→ **DIRECTION 1**:
Pull out the records from their first line through the line that contains "game-card-title: Bamonl: [256, 555, 320, 573]", both ends included, and reproduce those lines without any change.

→ **DOCUMENT SEGMENT**:
** BEGIN **
Question

Derive the equation of motion using the calculus method?

Answer 1

Hint: In this question, we need to derive the equations of motion strictly by using calculus only. The instantaneous acceleration of a moving particle is defined as the rate of change of velocity of the particle. The equations of motion describe the behavior of a physical system as a set of mathematical functions in terms of dynamic variables.

Complete step by step answer:
Let us consider a particle is moving in a straight line with uniform acceleration$'a'$. The initial velocity of the particle is $u$ , and after time $'t'$the final velocity becomes$'v'$. Let’s say the particle is moving from A to B, where $AB = s$, i.e., $s$is the displacement of the particle.
** END **
→ **DIRECTION 2**:
Condense the paragraph of the equations-of-motion text that begins "Hint: In this question" into a shorter version that keeps its main facts.

Annotated region listings
** BEGIN **
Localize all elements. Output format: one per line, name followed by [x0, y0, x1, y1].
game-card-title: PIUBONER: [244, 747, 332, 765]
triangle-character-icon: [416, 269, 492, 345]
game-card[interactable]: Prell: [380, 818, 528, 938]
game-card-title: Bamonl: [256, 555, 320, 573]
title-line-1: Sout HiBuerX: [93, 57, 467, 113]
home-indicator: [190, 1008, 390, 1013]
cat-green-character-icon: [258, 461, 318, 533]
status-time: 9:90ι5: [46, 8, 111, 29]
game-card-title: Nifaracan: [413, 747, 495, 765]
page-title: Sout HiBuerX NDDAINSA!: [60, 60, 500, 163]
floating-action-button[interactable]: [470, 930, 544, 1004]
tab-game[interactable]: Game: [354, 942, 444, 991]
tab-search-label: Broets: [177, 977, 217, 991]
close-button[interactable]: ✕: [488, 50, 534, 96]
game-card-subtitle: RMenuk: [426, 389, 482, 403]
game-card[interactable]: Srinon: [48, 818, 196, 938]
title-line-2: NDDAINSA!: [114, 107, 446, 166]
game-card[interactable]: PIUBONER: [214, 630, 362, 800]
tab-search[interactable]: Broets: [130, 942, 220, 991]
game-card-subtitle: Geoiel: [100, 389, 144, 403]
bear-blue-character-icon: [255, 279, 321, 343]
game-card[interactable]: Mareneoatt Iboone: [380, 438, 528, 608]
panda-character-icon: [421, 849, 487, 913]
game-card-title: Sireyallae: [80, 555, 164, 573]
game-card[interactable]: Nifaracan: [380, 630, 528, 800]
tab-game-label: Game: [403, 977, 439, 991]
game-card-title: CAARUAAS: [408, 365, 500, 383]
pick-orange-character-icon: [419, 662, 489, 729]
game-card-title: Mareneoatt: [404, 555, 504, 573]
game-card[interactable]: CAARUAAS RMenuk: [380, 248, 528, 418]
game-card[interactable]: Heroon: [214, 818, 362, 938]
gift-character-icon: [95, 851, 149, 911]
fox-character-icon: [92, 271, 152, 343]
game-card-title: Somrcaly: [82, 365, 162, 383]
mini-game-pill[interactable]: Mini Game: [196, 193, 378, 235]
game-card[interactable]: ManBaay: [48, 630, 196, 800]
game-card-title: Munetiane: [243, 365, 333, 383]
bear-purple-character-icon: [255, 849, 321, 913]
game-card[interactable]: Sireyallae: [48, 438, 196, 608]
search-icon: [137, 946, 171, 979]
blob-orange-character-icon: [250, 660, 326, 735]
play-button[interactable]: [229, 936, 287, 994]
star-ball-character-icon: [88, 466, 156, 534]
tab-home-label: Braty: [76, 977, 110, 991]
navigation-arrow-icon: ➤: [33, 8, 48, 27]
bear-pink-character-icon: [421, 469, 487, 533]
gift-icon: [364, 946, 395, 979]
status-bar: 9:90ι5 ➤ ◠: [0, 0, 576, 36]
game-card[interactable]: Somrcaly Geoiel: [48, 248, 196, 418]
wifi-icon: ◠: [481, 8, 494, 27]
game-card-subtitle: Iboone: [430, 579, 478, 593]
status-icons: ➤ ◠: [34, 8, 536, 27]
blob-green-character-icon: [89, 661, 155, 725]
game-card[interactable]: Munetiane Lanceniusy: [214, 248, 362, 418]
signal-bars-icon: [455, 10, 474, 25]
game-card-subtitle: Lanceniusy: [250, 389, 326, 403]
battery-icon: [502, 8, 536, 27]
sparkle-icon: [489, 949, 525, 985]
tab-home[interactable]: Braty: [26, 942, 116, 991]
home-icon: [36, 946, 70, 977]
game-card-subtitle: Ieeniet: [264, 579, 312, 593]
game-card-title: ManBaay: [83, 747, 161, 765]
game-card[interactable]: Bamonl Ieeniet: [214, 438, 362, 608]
** END **
→ **COMPLETE OUTPUT 1**:
Localize all elements. Output format: one per line, name followed by [x0, y0, x1, y1].
game-card-title: PIUBONER: [244, 747, 332, 765]
triangle-character-icon: [416, 269, 492, 345]
game-card[interactable]: Prell: [380, 818, 528, 938]
game-card-title: Bamonl: [256, 555, 320, 573]

→ **COMPLETE OUTPUT 2**:
The equations of motion must be derived using calculus alone. A moving particle's instantaneous acceleration is its rate of change of velocity. The equations of motion describe a physical system's behavior as mathematical functions of dynamic variables.